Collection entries
-- BEGIN --

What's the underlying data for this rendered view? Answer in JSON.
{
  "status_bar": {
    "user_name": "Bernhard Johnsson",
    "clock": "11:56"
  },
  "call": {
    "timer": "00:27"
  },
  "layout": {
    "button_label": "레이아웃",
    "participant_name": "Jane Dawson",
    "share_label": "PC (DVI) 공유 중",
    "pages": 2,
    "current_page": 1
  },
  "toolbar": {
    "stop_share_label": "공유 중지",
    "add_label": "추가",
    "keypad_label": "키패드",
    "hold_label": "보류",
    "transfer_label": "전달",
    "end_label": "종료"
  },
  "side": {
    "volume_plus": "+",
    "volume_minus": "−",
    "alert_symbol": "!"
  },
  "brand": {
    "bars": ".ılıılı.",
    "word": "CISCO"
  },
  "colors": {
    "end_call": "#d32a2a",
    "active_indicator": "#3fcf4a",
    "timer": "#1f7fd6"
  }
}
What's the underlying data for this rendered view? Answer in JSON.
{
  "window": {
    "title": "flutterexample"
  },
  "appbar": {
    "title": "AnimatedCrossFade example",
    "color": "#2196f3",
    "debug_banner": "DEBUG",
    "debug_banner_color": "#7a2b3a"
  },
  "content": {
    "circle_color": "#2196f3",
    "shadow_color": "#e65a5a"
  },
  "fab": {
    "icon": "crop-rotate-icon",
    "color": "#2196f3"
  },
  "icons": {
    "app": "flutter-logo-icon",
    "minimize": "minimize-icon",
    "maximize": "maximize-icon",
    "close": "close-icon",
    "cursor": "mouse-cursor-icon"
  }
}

-- END --

Request
Produce an exact copy of all the records.

Correct response
What's the underlying data for this rendered view? Answer in JSON.
{
  "status_bar": {
    "user_name": "Bernhard Johnsson",
    "clock": "11:56"
  },
  "call": {
    "timer": "00:27"
  },
  "layout": {
    "button_label": "레이아웃",
    "participant_name": "Jane Dawson",
    "share_label": "PC (DVI) 공유 중",
    "pages": 2,
    "current_page": 1
  },
  "toolbar": {
    "stop_share_label": "공유 중지",
    "add_label": "추가",
    "keypad_label": "키패드",
    "hold_label": "보류",
    "transfer_label": "전달",
    "end_label": "종료"
  },
  "side": {
    "volume_plus": "+",
    "volume_minus": "−",
    "alert_symbol": "!"
  },
  "brand": {
    "bars": ".ılıılı.",
    "word": "CISCO"
  },
  "colors": {
    "end_call": "#d32a2a",
    "active_indicator": "#3fcf4a",
    "timer": "#1f7fd6"
  }
}
What's the underlying data for this rendered view? Answer in JSON.
{
  "window": {
    "title": "flutterexample"
  },
  "appbar": {
    "title": "AnimatedCrossFade example",
    "color": "#2196f3",
    "debug_banner": "DEBUG",
    "debug_banner_color": "#7a2b3a"
  },
  "content": {
    "circle_color": "#2196f3",
    "shadow_color": "#e65a5a"
  },
  "fab": {
    "icon": "crop-rotate-icon",
    "color": "#2196f3"
  },
  "icons": {
    "app": "flutter-logo-icon",
    "minimize": "minimize-icon",
    "maximize": "maximize-icon",
    "close": "close-icon",
    "cursor": "mouse-cursor-icon"
  }
}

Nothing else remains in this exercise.